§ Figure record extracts

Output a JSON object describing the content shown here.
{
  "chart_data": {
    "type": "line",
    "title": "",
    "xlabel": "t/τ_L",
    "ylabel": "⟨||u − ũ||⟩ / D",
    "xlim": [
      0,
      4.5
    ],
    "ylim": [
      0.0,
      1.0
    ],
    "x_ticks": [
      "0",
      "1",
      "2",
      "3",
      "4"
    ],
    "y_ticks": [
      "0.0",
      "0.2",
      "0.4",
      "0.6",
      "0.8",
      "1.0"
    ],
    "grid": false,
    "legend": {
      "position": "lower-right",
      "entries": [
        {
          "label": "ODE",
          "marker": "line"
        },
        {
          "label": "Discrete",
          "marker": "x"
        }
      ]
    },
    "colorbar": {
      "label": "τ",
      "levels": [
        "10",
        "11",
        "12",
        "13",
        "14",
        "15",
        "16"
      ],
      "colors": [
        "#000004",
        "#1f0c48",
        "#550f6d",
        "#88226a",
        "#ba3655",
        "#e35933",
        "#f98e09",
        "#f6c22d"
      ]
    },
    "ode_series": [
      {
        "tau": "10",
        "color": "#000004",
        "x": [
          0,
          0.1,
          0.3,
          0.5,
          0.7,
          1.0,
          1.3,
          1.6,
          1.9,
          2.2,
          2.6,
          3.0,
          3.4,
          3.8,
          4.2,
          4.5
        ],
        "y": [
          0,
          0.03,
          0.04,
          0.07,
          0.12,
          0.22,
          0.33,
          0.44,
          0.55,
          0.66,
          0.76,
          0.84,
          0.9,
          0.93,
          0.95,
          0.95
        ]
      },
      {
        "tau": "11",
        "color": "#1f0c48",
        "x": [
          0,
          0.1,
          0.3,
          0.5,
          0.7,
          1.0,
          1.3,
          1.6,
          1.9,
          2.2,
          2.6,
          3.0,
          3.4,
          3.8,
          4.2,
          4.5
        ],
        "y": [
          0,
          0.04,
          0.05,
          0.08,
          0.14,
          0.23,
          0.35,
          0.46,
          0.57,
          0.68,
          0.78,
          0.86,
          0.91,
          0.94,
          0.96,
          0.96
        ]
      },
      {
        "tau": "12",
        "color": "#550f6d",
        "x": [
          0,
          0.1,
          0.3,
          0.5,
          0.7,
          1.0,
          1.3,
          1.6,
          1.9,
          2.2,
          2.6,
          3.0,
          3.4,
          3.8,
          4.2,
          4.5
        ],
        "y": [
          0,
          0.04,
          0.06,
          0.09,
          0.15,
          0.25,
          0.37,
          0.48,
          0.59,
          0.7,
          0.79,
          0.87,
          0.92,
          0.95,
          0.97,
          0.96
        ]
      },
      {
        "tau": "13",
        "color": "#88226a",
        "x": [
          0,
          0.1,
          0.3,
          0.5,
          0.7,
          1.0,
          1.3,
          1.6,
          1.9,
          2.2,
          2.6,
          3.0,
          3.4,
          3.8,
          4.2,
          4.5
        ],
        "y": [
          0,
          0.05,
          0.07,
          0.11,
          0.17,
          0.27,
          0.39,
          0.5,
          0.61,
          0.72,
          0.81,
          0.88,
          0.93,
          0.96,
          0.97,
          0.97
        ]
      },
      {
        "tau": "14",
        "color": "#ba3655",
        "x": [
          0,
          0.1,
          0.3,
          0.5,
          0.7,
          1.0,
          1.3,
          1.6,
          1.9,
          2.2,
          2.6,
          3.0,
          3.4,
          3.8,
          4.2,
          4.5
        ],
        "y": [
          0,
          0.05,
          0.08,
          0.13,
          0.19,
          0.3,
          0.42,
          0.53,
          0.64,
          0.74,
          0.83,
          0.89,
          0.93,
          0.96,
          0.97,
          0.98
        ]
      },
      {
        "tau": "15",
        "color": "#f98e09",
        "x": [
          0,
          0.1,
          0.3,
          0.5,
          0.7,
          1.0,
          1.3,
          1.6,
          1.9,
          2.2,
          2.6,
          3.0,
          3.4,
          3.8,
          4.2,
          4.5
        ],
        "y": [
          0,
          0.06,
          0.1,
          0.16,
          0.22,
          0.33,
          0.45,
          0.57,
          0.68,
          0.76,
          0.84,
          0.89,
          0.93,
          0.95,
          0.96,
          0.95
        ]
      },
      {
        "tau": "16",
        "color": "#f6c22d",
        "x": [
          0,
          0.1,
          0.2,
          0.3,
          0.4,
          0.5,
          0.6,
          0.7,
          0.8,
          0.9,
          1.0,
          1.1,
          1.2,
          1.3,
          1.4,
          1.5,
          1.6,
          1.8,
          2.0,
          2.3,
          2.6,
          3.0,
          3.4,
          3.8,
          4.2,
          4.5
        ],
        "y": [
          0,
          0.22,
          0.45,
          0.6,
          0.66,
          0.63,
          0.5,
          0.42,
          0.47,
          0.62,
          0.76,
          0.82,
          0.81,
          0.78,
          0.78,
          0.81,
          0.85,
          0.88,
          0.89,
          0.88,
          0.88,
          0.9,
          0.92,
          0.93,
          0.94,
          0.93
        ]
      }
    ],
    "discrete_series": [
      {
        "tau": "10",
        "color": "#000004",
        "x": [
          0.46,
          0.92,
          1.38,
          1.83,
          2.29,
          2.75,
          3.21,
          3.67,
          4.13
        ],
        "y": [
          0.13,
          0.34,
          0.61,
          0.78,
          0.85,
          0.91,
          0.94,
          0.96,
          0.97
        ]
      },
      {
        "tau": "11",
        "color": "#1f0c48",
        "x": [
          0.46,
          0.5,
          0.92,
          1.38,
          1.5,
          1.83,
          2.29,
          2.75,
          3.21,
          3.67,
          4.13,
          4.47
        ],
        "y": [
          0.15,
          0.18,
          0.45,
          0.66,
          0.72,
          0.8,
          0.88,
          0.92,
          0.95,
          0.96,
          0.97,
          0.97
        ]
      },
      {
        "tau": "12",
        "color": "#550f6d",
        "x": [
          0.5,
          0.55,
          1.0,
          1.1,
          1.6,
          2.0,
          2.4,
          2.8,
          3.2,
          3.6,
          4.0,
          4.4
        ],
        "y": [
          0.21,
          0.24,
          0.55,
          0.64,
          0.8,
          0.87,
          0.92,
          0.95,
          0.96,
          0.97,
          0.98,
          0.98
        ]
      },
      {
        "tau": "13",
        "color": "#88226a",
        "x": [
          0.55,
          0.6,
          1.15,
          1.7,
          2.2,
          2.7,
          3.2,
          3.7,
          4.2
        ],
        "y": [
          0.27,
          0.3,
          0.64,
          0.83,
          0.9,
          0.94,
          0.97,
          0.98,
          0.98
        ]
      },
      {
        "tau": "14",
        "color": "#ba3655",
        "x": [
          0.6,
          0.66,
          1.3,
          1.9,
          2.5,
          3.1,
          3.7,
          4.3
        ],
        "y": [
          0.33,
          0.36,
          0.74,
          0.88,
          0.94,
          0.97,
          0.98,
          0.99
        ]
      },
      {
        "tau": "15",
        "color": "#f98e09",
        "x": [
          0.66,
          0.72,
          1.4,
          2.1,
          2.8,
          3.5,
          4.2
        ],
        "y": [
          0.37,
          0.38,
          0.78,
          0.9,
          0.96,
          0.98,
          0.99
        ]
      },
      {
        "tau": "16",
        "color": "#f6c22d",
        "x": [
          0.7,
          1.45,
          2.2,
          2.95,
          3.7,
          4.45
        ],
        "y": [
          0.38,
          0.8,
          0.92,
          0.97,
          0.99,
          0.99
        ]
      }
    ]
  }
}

§ SET EXERCISE
All records above must be set down exactly, please.

§ COMPLETE RESPONSE
Output a JSON object describing the content shown here.
{
  "chart_data": {
    "type": "line",
    "title": "",
    "xlabel": "t/τ_L",
    "ylabel": "⟨||u − ũ||⟩ / D",
    "xlim": [
      0,
      4.5
    ],
    "ylim": [
      0.0,
      1.0
    ],
    "x_ticks": [
      "0",
      "1",
      "2",
      "3",
      "4"
    ],
    "y_ticks": [
      "0.0",
      "0.2",
      "0.4",
      "0.6",
      "0.8",
      "1.0"
    ],
    "grid": false,
    "legend": {
      "position": "lower-right",
      "entries": [
        {
          "label": "ODE",
          "marker": "line"
        },
        {
          "label": "Discrete",
          "marker": "x"
        }
      ]
    },
    "colorbar": {
      "label": "τ",
      "levels": [
        "10",
        "11",
        "12",
        "13",
        "14",
        "15",
        "16"
      ],
      "colors": [
        "#000004",
        "#1f0c48",
        "#550f6d",
        "#88226a",
        "#ba3655",
        "#e35933",
        "#f98e09",
        "#f6c22d"
      ]
    },
    "ode_series": [
      {
        "tau": "10",
        "color": "#000004",
        "x": [
          0,
          0.1,
          0.3,
          0.5,
          0.7,
          1.0,
          1.3,
          1.6,
          1.9,
          2.2,
          2.6,
          3.0,
          3.4,
          3.8,
          4.2,
          4.5
        ],
        "y": [
          0,
          0.03,
          0.04,
          0.07,
          0.12,
          0.22,
          0.33,
          0.44,
          0.55,
          0.66,
          0.76,
          0.84,
          0.9,
          0.93,
          0.95,
          0.95
        ]
      },
      {
        "tau": "11",
        "color": "#1f0c48",
        "x": [
          0,
          0.1,
          0.3,
          0.5,
          0.7,
          1.0,
          1.3,
          1.6,
          1.9,
          2.2,
          2.6,
          3.0,
          3.4,
          3.8,
          4.2,
          4.5
        ],
        "y": [
          0,
          0.04,
          0.05,
          0.08,
          0.14,
          0.23,
          0.35,
          0.46,
          0.57,
          0.68,
          0.78,
          0.86,
          0.91,
          0.94,
          0.96,
          0.96
        ]
      },
      {
        "tau": "12",
        "color": "#550f6d",
        "x": [
          0,
          0.1,
          0.3,
          0.5,
          0.7,
          1.0,
          1.3,
          1.6,
          1.9,
          2.2,
          2.6,
          3.0,
          3.4,
          3.8,
          4.2,
          4.5
        ],
        "y": [
          0,
          0.04,
          0.06,
          0.09,
          0.15,
          0.25,
          0.37,
          0.48,
          0.59,
          0.7,
          0.79,
          0.87,
          0.92,
          0.95,
          0.97,
          0.96
        ]
      },
      {
        "tau": "13",
        "color": "#88226a",
        "x": [
          0,
          0.1,
          0.3,
          0.5,
          0.7,
          1.0,
          1.3,
          1.6,
          1.9,
          2.2,
          2.6,
          3.0,
          3.4,
          3.8,
          4.2,
          4.5
        ],
        "y": [
          0,
          0.05,
          0.07,
          0.11,
          0.17,
          0.27,
          0.39,
          0.5,
          0.61,
          0.72,
          0.81,
          0.88,
          0.93,
          0.96,
          0.97,
          0.97
        ]
      },
      {
        "tau": "14",
        "color": "#ba3655",
        "x": [
          0,
          0.1,
          0.3,
          0.5,
          0.7,
          1.0,
          1.3,
          1.6,
          1.9,
          2.2,
          2.6,
          3.0,
          3.4,
          3.8,
          4.2,
          4.5
        ],
        "y": [
          0,
          0.05,
          0.08,
          0.13,
          0.19,
          0.3,
          0.42,
          0.53,
          0.64,
          0.74,
          0.83,
          0.89,
          0.93,
          0.96,
          0.97,
          0.98
        ]
      },
      {
        "tau": "15",
        "color": "#f98e09",
        "x": [
          0,
          0.1,
          0.3,
          0.5,
          0.7,
          1.0,
          1.3,
          1.6,
          1.9,
          2.2,
          2.6,
          3.0,
          3.4,
          3.8,
          4.2,
          4.5
        ],
        "y": [
          0,
          0.06,
          0.1,
          0.16,
          0.22,
          0.33,
          0.45,
          0.57,
          0.68,
          0.76,
          0.84,
          0.89,
          0.93,
          0.95,
          0.96,
          0.95
        ]
      },
      {
        "tau": "16",
        "color": "#f6c22d",
        "x": [
          0,
          0.1,
          0.2,
          0.3,
          0.4,
          0.5,
          0.6,
          0.7,
          0.8,
          0.9,
          1.0,
          1.1,
          1.2,
          1.3,
          1.4,
          1.5,
          1.6,
          1.8,
          2.0,
          2.3,
          2.6,
          3.0,
          3.4,
          3.8,
          4.2,
          4.5
        ],
        "y": [
          0,
          0.22,
          0.45,
          0.6,
          0.66,
          0.63,
          0.5,
          0.42,
          0.47,
          0.62,
          0.76,
          0.82,
          0.81,
          0.78,
          0.78,
          0.81,
          0.85,
          0.88,
          0.89,
          0.88,
          0.88,
          0.9,
          0.92,
          0.93,
          0.94,
          0.93
        ]
      }
    ],
    "discrete_series": [
      {
        "tau": "10",
        "color": "#000004",
        "x": [
          0.46,
          0.92,
          1.38,
          1.83,
          2.29,
          2.75,
          3.21,
          3.67,
          4.13
        ],
        "y": [
          0.13,
          0.34,
          0.61,
          0.78,
          0.85,
          0.91,
          0.94,
          0.96,
          0.97
        ]
      },
      {
        "tau": "11",
        "color": "#1f0c48",
        "x": [
          0.46,
          0.5,
          0.92,
          1.38,
          1.5,
          1.83,
          2.29,
          2.75,
          3.21,
          3.67,
          4.13,
          4.47
        ],
        "y": [
          0.15,
          0.18,
          0.45,
          0.66,
          0.72,
          0.8,
          0.88,
          0.92,
          0.95,
          0.96,
          0.97,
          0.97
        ]
      },
      {
        "tau": "12",
        "color": "#550f6d",
        "x": [
          0.5,
          0.55,
          1.0,
          1.1,
          1.6,
          2.0,
          2.4,
          2.8,
          3.2,
          3.6,
          4.0,
          4.4
        ],
        "y": [
          0.21,
          0.24,
          0.55,
          0.64,
          0.8,
          0.87,
          0.92,
          0.95,
          0.96,
          0.97,
          0.98,
          0.98
        ]
      },
      {
        "tau": "13",
        "color": "#88226a",
        "x": [
          0.55,
          0.6,
          1.15,
          1.7,
          2.2,
          2.7,
          3.2,
          3.7,
          4.2
        ],
        "y": [
          0.27,
          0.3,
          0.64,
          0.83,
          0.9,
          0.94,
          0.97,
          0.98,
          0.98
        ]
      },
      {
        "tau": "14",
        "color": "#ba3655",
        "x": [
          0.6,
          0.66,
          1.3,
          1.9,
          2.5,
          3.1,
          3.7,
          4.3
        ],
        "y": [
          0.33,
          0.36,
          0.74,
          0.88,
          0.94,
          0.97,
          0.98,
          0.99
        ]
      },
      {
        "tau": "15",
        "color": "#f98e09",
        "x": [
          0.66,
          0.72,
          1.4,
          2.1,
          2.8,
          3.5,
          4.2
        ],
        "y": [
          0.37,
          0.38,
          0.78,
          0.9,
          0.96,
          0.98,
          0.99
        ]
      },
      {
        "tau": "16",
        "color": "#f6c22d",
        "x": [
          0.7,
          1.45,
          2.2,
          2.95,
          3.7,
          4.45
        ],
        "y": [
          0.38,
          0.8,
          0.92,
          0.97,
          0.99,
          0.99
        ]
      }
    ]
  }
}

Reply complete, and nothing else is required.